INSTRUCTION: Extract each record and reproduce it exactly.

[Start EXTRACTED ENTRIES]

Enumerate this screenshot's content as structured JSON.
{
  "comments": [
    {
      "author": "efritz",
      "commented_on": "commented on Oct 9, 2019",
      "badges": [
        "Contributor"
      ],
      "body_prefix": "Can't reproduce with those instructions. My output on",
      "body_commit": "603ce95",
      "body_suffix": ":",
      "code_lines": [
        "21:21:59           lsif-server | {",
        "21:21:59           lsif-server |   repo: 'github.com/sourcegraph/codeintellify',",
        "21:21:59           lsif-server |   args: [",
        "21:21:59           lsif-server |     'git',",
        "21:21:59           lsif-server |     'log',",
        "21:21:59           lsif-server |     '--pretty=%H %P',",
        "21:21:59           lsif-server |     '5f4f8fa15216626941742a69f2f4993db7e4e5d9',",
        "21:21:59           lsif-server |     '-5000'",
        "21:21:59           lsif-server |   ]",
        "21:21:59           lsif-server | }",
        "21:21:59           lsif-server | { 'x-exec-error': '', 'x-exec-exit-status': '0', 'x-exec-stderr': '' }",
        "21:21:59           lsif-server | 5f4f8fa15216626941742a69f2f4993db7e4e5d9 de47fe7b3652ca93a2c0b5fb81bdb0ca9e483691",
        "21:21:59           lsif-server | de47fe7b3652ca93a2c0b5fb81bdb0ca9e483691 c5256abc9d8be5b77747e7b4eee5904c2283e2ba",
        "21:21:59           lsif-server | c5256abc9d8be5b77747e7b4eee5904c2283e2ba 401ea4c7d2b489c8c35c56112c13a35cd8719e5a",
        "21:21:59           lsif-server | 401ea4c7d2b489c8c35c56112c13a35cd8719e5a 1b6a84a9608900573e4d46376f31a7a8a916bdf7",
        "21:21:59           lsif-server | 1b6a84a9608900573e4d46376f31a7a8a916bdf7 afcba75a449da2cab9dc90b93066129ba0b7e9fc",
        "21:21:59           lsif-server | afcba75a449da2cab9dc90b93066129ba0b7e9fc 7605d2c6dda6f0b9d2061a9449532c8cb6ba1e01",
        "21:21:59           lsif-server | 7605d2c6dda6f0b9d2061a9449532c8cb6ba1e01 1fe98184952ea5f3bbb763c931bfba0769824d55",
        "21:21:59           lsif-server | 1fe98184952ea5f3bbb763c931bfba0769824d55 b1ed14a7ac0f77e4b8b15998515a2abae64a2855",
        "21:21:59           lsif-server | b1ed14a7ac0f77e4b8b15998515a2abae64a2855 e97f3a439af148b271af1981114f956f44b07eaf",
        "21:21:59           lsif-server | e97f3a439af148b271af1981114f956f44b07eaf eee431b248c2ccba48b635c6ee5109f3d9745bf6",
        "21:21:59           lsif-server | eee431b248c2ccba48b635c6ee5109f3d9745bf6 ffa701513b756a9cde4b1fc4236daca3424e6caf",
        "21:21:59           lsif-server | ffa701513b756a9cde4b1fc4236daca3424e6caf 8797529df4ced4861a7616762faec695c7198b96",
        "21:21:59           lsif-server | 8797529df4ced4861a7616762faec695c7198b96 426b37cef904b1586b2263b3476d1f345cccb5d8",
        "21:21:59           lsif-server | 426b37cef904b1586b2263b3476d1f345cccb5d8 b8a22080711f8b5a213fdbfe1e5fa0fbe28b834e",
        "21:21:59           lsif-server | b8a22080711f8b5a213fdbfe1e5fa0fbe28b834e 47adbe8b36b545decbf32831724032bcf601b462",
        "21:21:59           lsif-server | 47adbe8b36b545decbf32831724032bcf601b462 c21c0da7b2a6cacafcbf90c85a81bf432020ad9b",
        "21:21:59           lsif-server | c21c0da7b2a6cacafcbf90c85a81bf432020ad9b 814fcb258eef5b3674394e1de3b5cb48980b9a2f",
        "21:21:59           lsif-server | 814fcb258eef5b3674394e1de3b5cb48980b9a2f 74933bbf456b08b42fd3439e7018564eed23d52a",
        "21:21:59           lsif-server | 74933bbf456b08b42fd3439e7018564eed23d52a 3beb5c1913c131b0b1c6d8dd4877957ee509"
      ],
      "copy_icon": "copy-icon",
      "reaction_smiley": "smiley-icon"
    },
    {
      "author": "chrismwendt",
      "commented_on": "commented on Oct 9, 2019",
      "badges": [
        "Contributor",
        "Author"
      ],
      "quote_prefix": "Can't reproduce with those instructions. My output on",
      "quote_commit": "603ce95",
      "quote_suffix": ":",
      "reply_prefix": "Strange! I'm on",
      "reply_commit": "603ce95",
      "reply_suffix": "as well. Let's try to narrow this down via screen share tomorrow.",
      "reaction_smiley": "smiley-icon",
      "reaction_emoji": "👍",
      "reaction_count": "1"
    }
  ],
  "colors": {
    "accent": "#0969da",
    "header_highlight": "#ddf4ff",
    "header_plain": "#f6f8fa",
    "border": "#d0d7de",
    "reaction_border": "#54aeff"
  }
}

[End EXTRACTED ENTRIES]

RESPONSE TO THE TASK:
Enumerate this screenshot's content as structured JSON.
{
  "comments": [
    {
      "author": "efritz",
      "commented_on": "commented on Oct 9, 2019",
      "badges": [
        "Contributor"
      ],
      "body_prefix": "Can't reproduce with those instructions. My output on",
      "body_commit": "603ce95",
      "body_suffix": ":",
      "code_lines": [
        "21:21:59           lsif-server | {",
        "21:21:59           lsif-server |   repo: 'github.com/sourcegraph/codeintellify',",
        "21:21:59           lsif-server |   args: [",
        "21:21:59           lsif-server |     'git',",
        "21:21:59           lsif-server |     'log',",
        "21:21:59           lsif-server |     '--pretty=%H %P',",
        "21:21:59           lsif-server |     '5f4f8fa15216626941742a69f2f4993db7e4e5d9',",
        "21:21:59           lsif-server |     '-5000'",
        "21:21:59           lsif-server |   ]",
        "21:21:59           lsif-server | }",
        "21:21:59           lsif-server | { 'x-exec-error': '', 'x-exec-exit-status': '0', 'x-exec-stderr': '' }",
        "21:21:59           lsif-server | 5f4f8fa15216626941742a69f2f4993db7e4e5d9 de47fe7b3652ca93a2c0b5fb81bdb0ca9e483691",
        "21:21:59           lsif-server | de47fe7b3652ca93a2c0b5fb81bdb0ca9e483691 c5256abc9d8be5b77747e7b4eee5904c2283e2ba",
        "21:21:59           lsif-server | c5256abc9d8be5b77747e7b4eee5904c2283e2ba 401ea4c7d2b489c8c35c56112c13a35cd8719e5a",
        "21:21:59           lsif-server | 401ea4c7d2b489c8c35c56112c13a35cd8719e5a 1b6a84a9608900573e4d46376f31a7a8a916bdf7",
        "21:21:59           lsif-server | 1b6a84a9608900573e4d46376f31a7a8a916bdf7 afcba75a449da2cab9dc90b93066129ba0b7e9fc",
        "21:21:59           lsif-server | afcba75a449da2cab9dc90b93066129ba0b7e9fc 7605d2c6dda6f0b9d2061a9449532c8cb6ba1e01",
        "21:21:59           lsif-server | 7605d2c6dda6f0b9d2061a9449532c8cb6ba1e01 1fe98184952ea5f3bbb763c931bfba0769824d55",
        "21:21:59           lsif-server | 1fe98184952ea5f3bbb763c931bfba0769824d55 b1ed14a7ac0f77e4b8b15998515a2abae64a2855",
        "21:21:59           lsif-server | b1ed14a7ac0f77e4b8b15998515a2abae64a2855 e97f3a439af148b271af1981114f956f44b07eaf",
        "21:21:59           lsif-server | e97f3a439af148b271af1981114f956f44b07eaf eee431b248c2ccba48b635c6ee5109f3d9745bf6",
        "21:21:59           lsif-server | eee431b248c2ccba48b635c6ee5109f3d9745bf6 ffa701513b756a9cde4b1fc4236daca3424e6caf",
        "21:21:59           lsif-server | ffa701513b756a9cde4b1fc4236daca3424e6caf 8797529df4ced4861a7616762faec695c7198b96",
        "21:21:59           lsif-server | 8797529df4ced4861a7616762faec695c7198b96 426b37cef904b1586b2263b3476d1f345cccb5d8",
        "21:21:59           lsif-server | 426b37cef904b1586b2263b3476d1f345cccb5d8 b8a22080711f8b5a213fdbfe1e5fa0fbe28b834e",
        "21:21:59           lsif-server | b8a22080711f8b5a213fdbfe1e5fa0fbe28b834e 47adbe8b36b545decbf32831724032bcf601b462",
        "21:21:59           lsif-server | 47adbe8b36b545decbf32831724032bcf601b462 c21c0da7b2a6cacafcbf90c85a81bf432020ad9b",
        "21:21:59           lsif-server | c21c0da7b2a6cacafcbf90c85a81bf432020ad9b 814fcb258eef5b3674394e1de3b5cb48980b9a2f",
        "21:21:59           lsif-server | 814fcb258eef5b3674394e1de3b5cb48980b9a2f 74933bbf456b08b42fd3439e7018564eed23d52a",
        "21:21:59           lsif-server | 74933bbf456b08b42fd3439e7018564eed23d52a 3beb5c1913c131b0b1c6d8dd4877957ee509"
      ],
      "copy_icon": "copy-icon",
      "reaction_smiley": "smiley-icon"
    },
    {
      "author": "chrismwendt",
      "commented_on": "commented on Oct 9, 2019",
      "badges": [
        "Contributor",
        "Author"
      ],
      "quote_prefix": "Can't reproduce with those instructions. My output on",
      "quote_commit": "603ce95",
      "quote_suffix": ":",
      "reply_prefix": "Strange! I'm on",
      "reply_commit": "603ce95",
      "reply_suffix": "as well. Let's try to narrow this down via screen share tomorrow.",
      "reaction_smiley": "smiley-icon",
      "reaction_emoji": "👍",
      "reaction_count": "1"
    }
  ],
  "colors": {
    "accent": "#0969da",
    "header_highlight": "#ddf4ff",
    "header_plain": "#f6f8fa",
    "border": "#d0d7de",
    "reaction_border": "#54aeff"
  }
}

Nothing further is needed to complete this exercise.